Recorded data
■ ■ ■

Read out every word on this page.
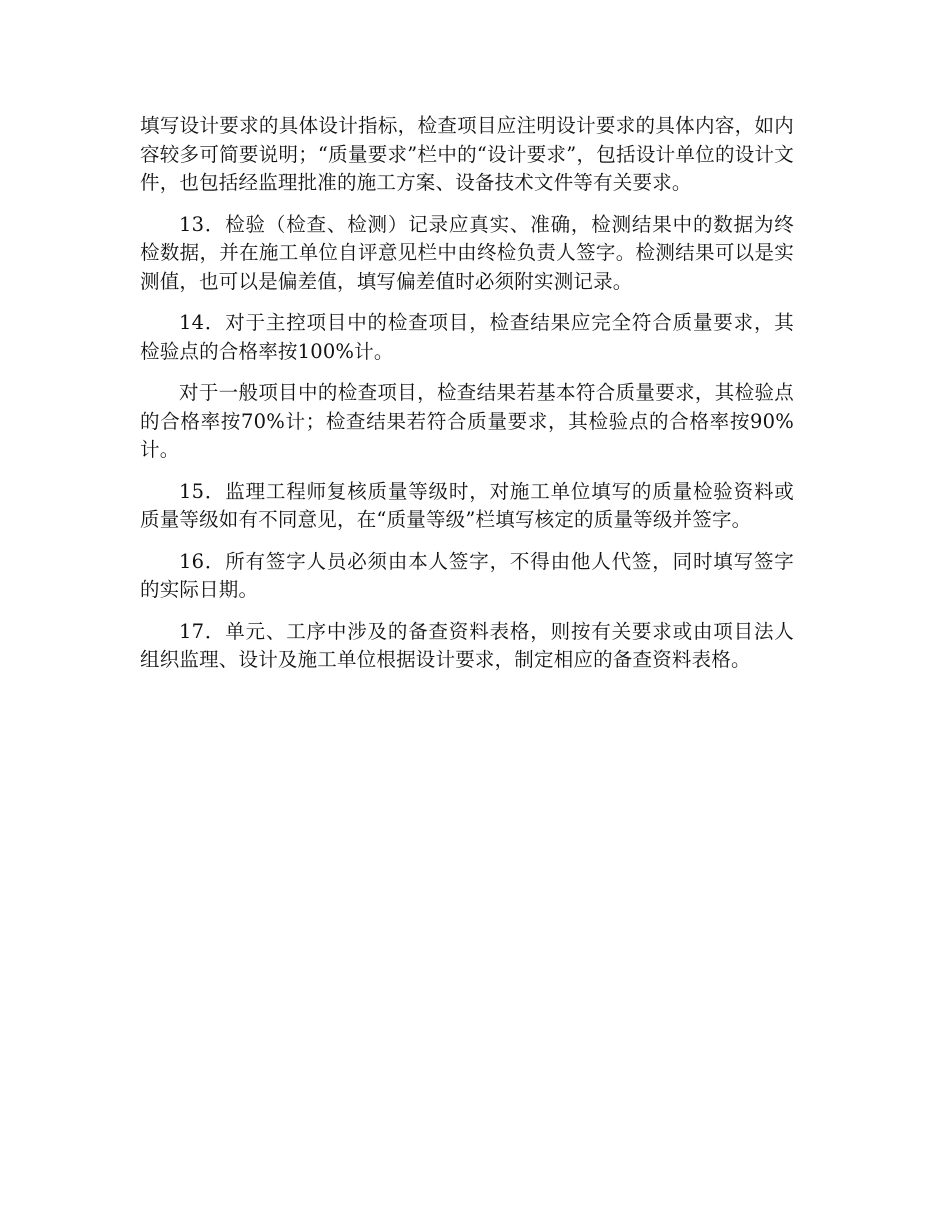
填写设计要求的具体设计指标，检查项目应注明设计要求的具体内容，如内容较多可简要说明；“质量要求”栏中的“设计要求”，包括设计单位的设计文件，也包括经监理批准的施工方案、设备技术文件等有关要求。

13．检验（检查、检测）记录应真实、准确，检测结果中的数据为终检数据，并在施工单位自评意见栏中由终检负责人签字。检测结果可以是实测值，也可以是偏差值，填写偏差值时必须附实测记录。

14．对于主控项目中的检查项目，检查结果应完全符合质量要求，其检验点的合格率按100%计。

对于一般项目中的检查项目，检查结果若基本符合质量要求，其检验点的合格率按70%计；检查结果若符合质量要求，其检验点的合格率按90%计。

15．监理工程师复核质量等级时，对施工单位填写的质量检验资料或质量等级如有不同意见，在“质量等级”栏填写核定的质量等级并签字。

16．所有签字人员必须由本人签字，不得由他人代签，同时填写签字的实际日期。

17．单元、工序中涉及的备查资料表格，则按有关要求或由项目法人组织监理、设计及施工单位根据设计要求，制定相应的备查资料表格。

■ ■ ■

TASK STATEMENT: From the records given above, reproduce all text exactly and exclude each picture.

COMPLETE ANSWER:
Read out every word on this page.
填写设计要求的具体设计指标，检查项目应注明设计要求的具体内容，如内容较多可简要说明；“质量要求”栏中的“设计要求”，包括设计单位的设计文件，也包括经监理批准的施工方案、设备技术文件等有关要求。

13．检验（检查、检测）记录应真实、准确，检测结果中的数据为终检数据，并在施工单位自评意见栏中由终检负责人签字。检测结果可以是实测值，也可以是偏差值，填写偏差值时必须附实测记录。

14．对于主控项目中的检查项目，检查结果应完全符合质量要求，其检验点的合格率按100%计。

对于一般项目中的检查项目，检查结果若基本符合质量要求，其检验点的合格率按70%计；检查结果若符合质量要求，其检验点的合格率按90%计。

15．监理工程师复核质量等级时，对施工单位填写的质量检验资料或质量等级如有不同意见，在“质量等级”栏填写核定的质量等级并签字。

16．所有签字人员必须由本人签字，不得由他人代签，同时填写签字的实际日期。

17．单元、工序中涉及的备查资料表格，则按有关要求或由项目法人组织监理、设计及施工单位根据设计要求，制定相应的备查资料表格。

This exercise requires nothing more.